BRIEF
Each line below should be quoted exactly, please.
+++
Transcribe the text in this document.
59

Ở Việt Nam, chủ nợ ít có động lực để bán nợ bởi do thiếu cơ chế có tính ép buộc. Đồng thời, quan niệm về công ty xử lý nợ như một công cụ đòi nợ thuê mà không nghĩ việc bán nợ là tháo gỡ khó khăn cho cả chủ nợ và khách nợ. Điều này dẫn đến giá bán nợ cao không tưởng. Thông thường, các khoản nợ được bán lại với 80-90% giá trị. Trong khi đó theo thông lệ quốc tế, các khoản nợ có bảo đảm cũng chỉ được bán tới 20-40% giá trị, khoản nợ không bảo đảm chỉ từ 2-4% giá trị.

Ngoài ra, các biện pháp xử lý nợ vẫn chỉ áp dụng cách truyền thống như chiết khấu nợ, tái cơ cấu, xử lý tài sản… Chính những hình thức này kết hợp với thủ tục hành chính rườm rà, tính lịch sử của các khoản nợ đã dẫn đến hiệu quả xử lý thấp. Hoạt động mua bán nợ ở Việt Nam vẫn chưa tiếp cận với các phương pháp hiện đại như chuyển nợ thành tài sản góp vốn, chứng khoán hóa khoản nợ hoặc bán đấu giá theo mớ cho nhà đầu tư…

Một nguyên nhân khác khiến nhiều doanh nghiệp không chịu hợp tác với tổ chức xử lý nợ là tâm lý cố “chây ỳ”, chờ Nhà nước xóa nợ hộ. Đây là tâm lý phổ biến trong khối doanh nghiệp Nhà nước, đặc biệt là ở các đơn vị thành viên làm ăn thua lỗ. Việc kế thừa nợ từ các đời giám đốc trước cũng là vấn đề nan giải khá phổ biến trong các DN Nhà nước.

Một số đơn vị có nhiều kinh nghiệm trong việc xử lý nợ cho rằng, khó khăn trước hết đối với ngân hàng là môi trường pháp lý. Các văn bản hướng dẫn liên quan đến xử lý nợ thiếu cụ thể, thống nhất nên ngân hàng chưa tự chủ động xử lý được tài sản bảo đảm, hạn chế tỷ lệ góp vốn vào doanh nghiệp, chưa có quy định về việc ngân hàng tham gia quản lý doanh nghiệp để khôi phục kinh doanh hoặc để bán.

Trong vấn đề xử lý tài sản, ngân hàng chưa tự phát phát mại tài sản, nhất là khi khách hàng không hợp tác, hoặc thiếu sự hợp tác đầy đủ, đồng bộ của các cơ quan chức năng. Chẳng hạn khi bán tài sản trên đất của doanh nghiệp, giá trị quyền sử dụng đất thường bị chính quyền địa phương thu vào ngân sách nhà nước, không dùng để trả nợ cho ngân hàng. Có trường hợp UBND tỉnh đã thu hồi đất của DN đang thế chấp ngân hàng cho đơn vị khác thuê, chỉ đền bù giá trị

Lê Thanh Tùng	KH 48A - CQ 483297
+++
PROBLEM SOLUTION
Transcribe the text in this document.
59

Ở Việt Nam, chủ nợ ít có động lực để bán nợ bởi do thiếu cơ chế có tính ép buộc. Đồng thời, quan niệm về công ty xử lý nợ như một công cụ đòi nợ thuê mà không nghĩ việc bán nợ là tháo gỡ khó khăn cho cả chủ nợ và khách nợ. Điều này dẫn đến giá bán nợ cao không tưởng. Thông thường, các khoản nợ được bán lại với 80-90% giá trị. Trong khi đó theo thông lệ quốc tế, các khoản nợ có bảo đảm cũng chỉ được bán tới 20-40% giá trị, khoản nợ không bảo đảm chỉ từ 2-4% giá trị.

Ngoài ra, các biện pháp xử lý nợ vẫn chỉ áp dụng cách truyền thống như chiết khấu nợ, tái cơ cấu, xử lý tài sản… Chính những hình thức này kết hợp với thủ tục hành chính rườm rà, tính lịch sử của các khoản nợ đã dẫn đến hiệu quả xử lý thấp. Hoạt động mua bán nợ ở Việt Nam vẫn chưa tiếp cận với các phương pháp hiện đại như chuyển nợ thành tài sản góp vốn, chứng khoán hóa khoản nợ hoặc bán đấu giá theo mớ cho nhà đầu tư…

Một nguyên nhân khác khiến nhiều doanh nghiệp không chịu hợp tác với tổ chức xử lý nợ là tâm lý cố “chây ỳ”, chờ Nhà nước xóa nợ hộ. Đây là tâm lý phổ biến trong khối doanh nghiệp Nhà nước, đặc biệt là ở các đơn vị thành viên làm ăn thua lỗ. Việc kế thừa nợ từ các đời giám đốc trước cũng là vấn đề nan giải khá phổ biến trong các DN Nhà nước.

Một số đơn vị có nhiều kinh nghiệm trong việc xử lý nợ cho rằng, khó khăn trước hết đối với ngân hàng là môi trường pháp lý. Các văn bản hướng dẫn liên quan đến xử lý nợ thiếu cụ thể, thống nhất nên ngân hàng chưa tự chủ động xử lý được tài sản bảo đảm, hạn chế tỷ lệ góp vốn vào doanh nghiệp, chưa có quy định về việc ngân hàng tham gia quản lý doanh nghiệp để khôi phục kinh doanh hoặc để bán.

Trong vấn đề xử lý tài sản, ngân hàng chưa tự phát phát mại tài sản, nhất là khi khách hàng không hợp tác, hoặc thiếu sự hợp tác đầy đủ, đồng bộ của các cơ quan chức năng. Chẳng hạn khi bán tài sản trên đất của doanh nghiệp, giá trị quyền sử dụng đất thường bị chính quyền địa phương thu vào ngân sách nhà nước, không dùng để trả nợ cho ngân hàng. Có trường hợp UBND tỉnh đã thu hồi đất của DN đang thế chấp ngân hàng cho đơn vị khác thuê, chỉ đền bù giá trị

Lê Thanh Tùng	KH 48A - CQ 483297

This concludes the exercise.